:: Extracted entries ::

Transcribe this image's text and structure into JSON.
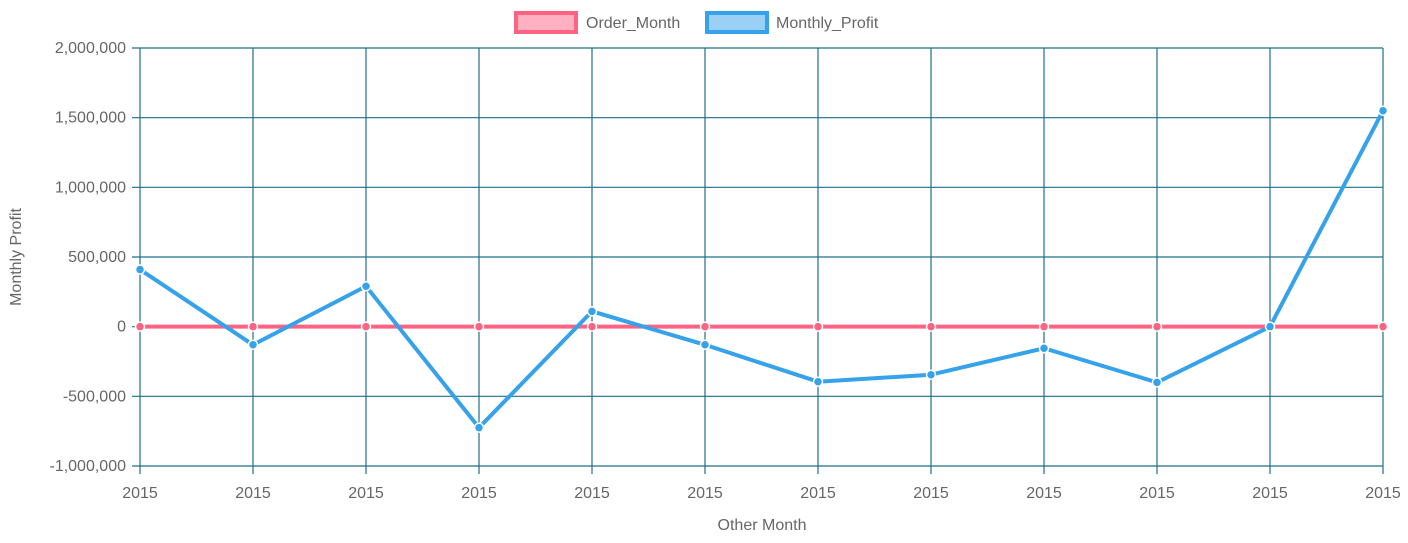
{
  "chart_data": {
    "type": "line",
    "categories": [
      "2015",
      "2015",
      "2015",
      "2015",
      "2015",
      "2015",
      "2015",
      "2015",
      "2015",
      "2015",
      "2015",
      "2015"
    ],
    "series": [
      {
        "name": "Order_Month",
        "values": [
          0,
          0,
          0,
          0,
          0,
          0,
          0,
          0,
          0,
          0,
          0,
          0
        ],
        "color": "#ff6384",
        "fill": "#ffb1c1"
      },
      {
        "name": "Monthly_Profit",
        "values": [
          410000,
          -130000,
          290000,
          -725000,
          110000,
          -130000,
          -395000,
          -345000,
          -155000,
          -400000,
          0,
          1550000
        ],
        "color": "#36a2eb",
        "fill": "#9ad0f5"
      }
    ],
    "xlabel": "Other Month",
    "ylabel": "Monthly Profit",
    "ylim": [
      -1000000,
      2000000
    ],
    "yticks": [
      2000000,
      1500000,
      1000000,
      500000,
      0,
      -500000,
      -1000000
    ],
    "ytick_labels": [
      "2,000,000",
      "1,500,000",
      "1,000,000",
      "500,000",
      "0",
      "-500,000",
      "-1,000,000"
    ],
    "grid": true,
    "grid_color": "#1f6f8b",
    "legend_position": "top"
  }
}
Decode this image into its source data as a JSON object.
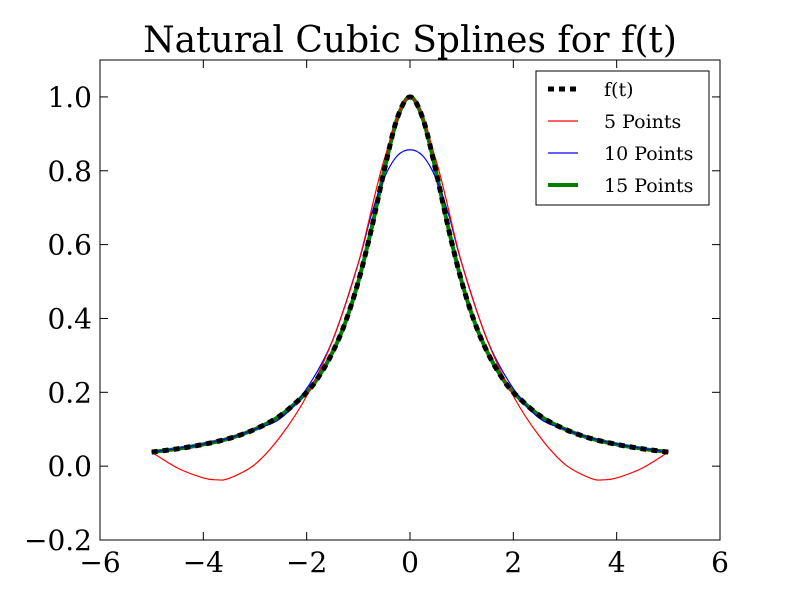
{
  "chart_data": {
    "type": "line",
    "title": "Natural Cubic Splines for f(t)",
    "xlabel": "",
    "ylabel": "",
    "xlim": [
      -6,
      6
    ],
    "ylim": [
      -0.2,
      1.1
    ],
    "xticks": [
      -6,
      -4,
      -2,
      0,
      2,
      4,
      6
    ],
    "xtick_labels": [
      "−6",
      "−4",
      "−2",
      "0",
      "2",
      "4",
      "6"
    ],
    "yticks": [
      -0.2,
      0.0,
      0.2,
      0.4,
      0.6,
      0.8,
      1.0
    ],
    "ytick_labels": [
      "−0.2",
      "0.0",
      "0.2",
      "0.4",
      "0.6",
      "0.8",
      "1.0"
    ],
    "grid": false,
    "legend_position": "top-right",
    "series": [
      {
        "name": "f(t)",
        "color": "#000000",
        "style": "dashed",
        "x": [
          -5,
          -4.5,
          -4,
          -3.5,
          -3,
          -2.5,
          -2,
          -1.75,
          -1.5,
          -1.25,
          -1,
          -0.75,
          -0.5,
          -0.25,
          0,
          0.25,
          0.5,
          0.75,
          1,
          1.25,
          1.5,
          1.75,
          2,
          2.5,
          3,
          3.5,
          4,
          4.5,
          5
        ],
        "y": [
          0.038,
          0.047,
          0.059,
          0.075,
          0.1,
          0.138,
          0.2,
          0.246,
          0.308,
          0.39,
          0.5,
          0.64,
          0.8,
          0.941,
          1.0,
          0.941,
          0.8,
          0.64,
          0.5,
          0.39,
          0.308,
          0.246,
          0.2,
          0.138,
          0.1,
          0.075,
          0.059,
          0.047,
          0.038
        ]
      },
      {
        "name": "5 Points",
        "color": "#ff0000",
        "style": "solid",
        "x": [
          -5,
          -4.5,
          -4,
          -3.75,
          -3.5,
          -3,
          -2.5,
          -2,
          -1.5,
          -1,
          -0.5,
          0,
          0.5,
          1,
          1.5,
          2,
          2.5,
          3,
          3.5,
          3.75,
          4,
          4.5,
          5
        ],
        "y": [
          0.038,
          -0.005,
          -0.032,
          -0.037,
          -0.033,
          0.005,
          0.082,
          0.19,
          0.34,
          0.55,
          0.83,
          1.0,
          0.83,
          0.55,
          0.34,
          0.19,
          0.082,
          0.005,
          -0.033,
          -0.037,
          -0.032,
          -0.005,
          0.038
        ]
      },
      {
        "name": "10 Points",
        "color": "#0000ff",
        "style": "solid",
        "x": [
          -5,
          -4.5,
          -4,
          -3.5,
          -3,
          -2.5,
          -2,
          -1.5,
          -1,
          -0.75,
          -0.5,
          -0.25,
          0,
          0.25,
          0.5,
          0.75,
          1,
          1.5,
          2,
          2.5,
          3,
          3.5,
          4,
          4.5,
          5
        ],
        "y": [
          0.038,
          0.048,
          0.06,
          0.076,
          0.1,
          0.13,
          0.21,
          0.34,
          0.55,
          0.68,
          0.78,
          0.84,
          0.857,
          0.84,
          0.78,
          0.68,
          0.55,
          0.34,
          0.21,
          0.13,
          0.1,
          0.076,
          0.06,
          0.048,
          0.038
        ]
      },
      {
        "name": "15 Points",
        "color": "#008000",
        "style": "solid-thick",
        "x": [
          -5,
          -4.5,
          -4,
          -3.5,
          -3,
          -2.5,
          -2,
          -1.75,
          -1.5,
          -1.25,
          -1,
          -0.75,
          -0.5,
          -0.25,
          0,
          0.25,
          0.5,
          0.75,
          1,
          1.25,
          1.5,
          1.75,
          2,
          2.5,
          3,
          3.5,
          4,
          4.5,
          5
        ],
        "y": [
          0.038,
          0.047,
          0.059,
          0.075,
          0.1,
          0.138,
          0.2,
          0.246,
          0.308,
          0.39,
          0.5,
          0.64,
          0.8,
          0.94,
          1.0,
          0.94,
          0.8,
          0.64,
          0.5,
          0.39,
          0.308,
          0.246,
          0.2,
          0.138,
          0.1,
          0.075,
          0.059,
          0.047,
          0.038
        ]
      }
    ]
  }
}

:::

◆ What to do ◆
Write out the records above once more, word for word, with no pictures.

◆ Result of the exercise ◆
Transcribe this image's text and structure into JSON.
{
  "chart_data": {
    "type": "line",
    "categories": [
      "2015",
      "2015",
      "2015",
      "2015",
      "2015",
      "2015",
      "2015",
      "2015",
      "2015",
      "2015",
      "2015",
      "2015"
    ],
    "series": [
      {
        "name": "Order_Month",
        "values": [
          0,
          0,
          0,
          0,
          0,
          0,
          0,
          0,
          0,
          0,
          0,
          0
        ],
        "color": "#ff6384",
        "fill": "#ffb1c1"
      },
      {
        "name": "Monthly_Profit",
        "values": [
          410000,
          -130000,
          290000,
          -725000,
          110000,
          -130000,
          -395000,
          -345000,
          -155000,
          -400000,
          0,
          1550000
        ],
        "color": "#36a2eb",
        "fill": "#9ad0f5"
      }
    ],
    "xlabel": "Other Month",
    "ylabel": "Monthly Profit",
    "ylim": [
      -1000000,
      2000000
    ],
    "yticks": [
      2000000,
      1500000,
      1000000,
      500000,
      0,
      -500000,
      -1000000
    ],
    "ytick_labels": [
      "2,000,000",
      "1,500,000",
      "1,000,000",
      "500,000",
      "0",
      "-500,000",
      "-1,000,000"
    ],
    "grid": true,
    "grid_color": "#1f6f8b",
    "legend_position": "top"
  }
}
Decode this image into its source data as a JSON object.
{
  "chart_data": {
    "type": "line",
    "title": "Natural Cubic Splines for f(t)",
    "xlabel": "",
    "ylabel": "",
    "xlim": [
      -6,
      6
    ],
    "ylim": [
      -0.2,
      1.1
    ],
    "xticks": [
      -6,
      -4,
      -2,
      0,
      2,
      4,
      6
    ],
    "xtick_labels": [
      "−6",
      "−4",
      "−2",
      "0",
      "2",
      "4",
      "6"
    ],
    "yticks": [
      -0.2,
      0.0,
      0.2,
      0.4,
      0.6,
      0.8,
      1.0
    ],
    "ytick_labels": [
      "−0.2",
      "0.0",
      "0.2",
      "0.4",
      "0.6",
      "0.8",
      "1.0"
    ],
    "grid": false,
    "legend_position": "top-right",
    "series": [
      {
        "name": "f(t)",
        "color": "#000000",
        "style": "dashed",
        "x": [
          -5,
          -4.5,
          -4,
          -3.5,
          -3,
          -2.5,
          -2,
          -1.75,
          -1.5,
          -1.25,
          -1,
          -0.75,
          -0.5,
          -0.25,
          0,
          0.25,
          0.5,
          0.75,
          1,
          1.25,
          1.5,
          1.75,
          2,
          2.5,
          3,
          3.5,
          4,
          4.5,
          5
        ],
        "y": [
          0.038,
          0.047,
          0.059,
          0.075,
          0.1,
          0.138,
          0.2,
          0.246,
          0.308,
          0.39,
          0.5,
          0.64,
          0.8,
          0.941,
          1.0,
          0.941,
          0.8,
          0.64,
          0.5,
          0.39,
          0.308,
          0.246,
          0.2,
          0.138,
          0.1,
          0.075,
          0.059,
          0.047,
          0.038
        ]
      },
      {
        "name": "5 Points",
        "color": "#ff0000",
        "style": "solid",
        "x": [
          -5,
          -4.5,
          -4,
          -3.75,
          -3.5,
          -3,
          -2.5,
          -2,
          -1.5,
          -1,
          -0.5,
          0,
          0.5,
          1,
          1.5,
          2,
          2.5,
          3,
          3.5,
          3.75,
          4,
          4.5,
          5
        ],
        "y": [
          0.038,
          -0.005,
          -0.032,
          -0.037,
          -0.033,
          0.005,
          0.082,
          0.19,
          0.34,
          0.55,
          0.83,
          1.0,
          0.83,
          0.55,
          0.34,
          0.19,
          0.082,
          0.005,
          -0.033,
          -0.037,
          -0.032,
          -0.005,
          0.038
        ]
      },
      {
        "name": "10 Points",
        "color": "#0000ff",
        "style": "solid",
        "x": [
          -5,
          -4.5,
          -4,
          -3.5,
          -3,
          -2.5,
          -2,
          -1.5,
          -1,
          -0.75,
          -0.5,
          -0.25,
          0,
          0.25,
          0.5,
          0.75,
          1,
          1.5,
          2,
          2.5,
          3,
          3.5,
          4,
          4.5,
          5
        ],
        "y": [
          0.038,
          0.048,
          0.06,
          0.076,
          0.1,
          0.13,
          0.21,
          0.34,
          0.55,
          0.68,
          0.78,
          0.84,
          0.857,
          0.84,
          0.78,
          0.68,
          0.55,
          0.34,
          0.21,
          0.13,
          0.1,
          0.076,
          0.06,
          0.048,
          0.038
        ]
      },
      {
        "name": "15 Points",
        "color": "#008000",
        "style": "solid-thick",
        "x": [
          -5,
          -4.5,
          -4,
          -3.5,
          -3,
          -2.5,
          -2,
          -1.75,
          -1.5,
          -1.25,
          -1,
          -0.75,
          -0.5,
          -0.25,
          0,
          0.25,
          0.5,
          0.75,
          1,
          1.25,
          1.5,
          1.75,
          2,
          2.5,
          3,
          3.5,
          4,
          4.5,
          5
        ],
        "y": [
          0.038,
          0.047,
          0.059,
          0.075,
          0.1,
          0.138,
          0.2,
          0.246,
          0.308,
          0.39,
          0.5,
          0.64,
          0.8,
          0.94,
          1.0,
          0.94,
          0.8,
          0.64,
          0.5,
          0.39,
          0.308,
          0.246,
          0.2,
          0.138,
          0.1,
          0.075,
          0.059,
          0.047,
          0.038
        ]
      }
    ]
  }
}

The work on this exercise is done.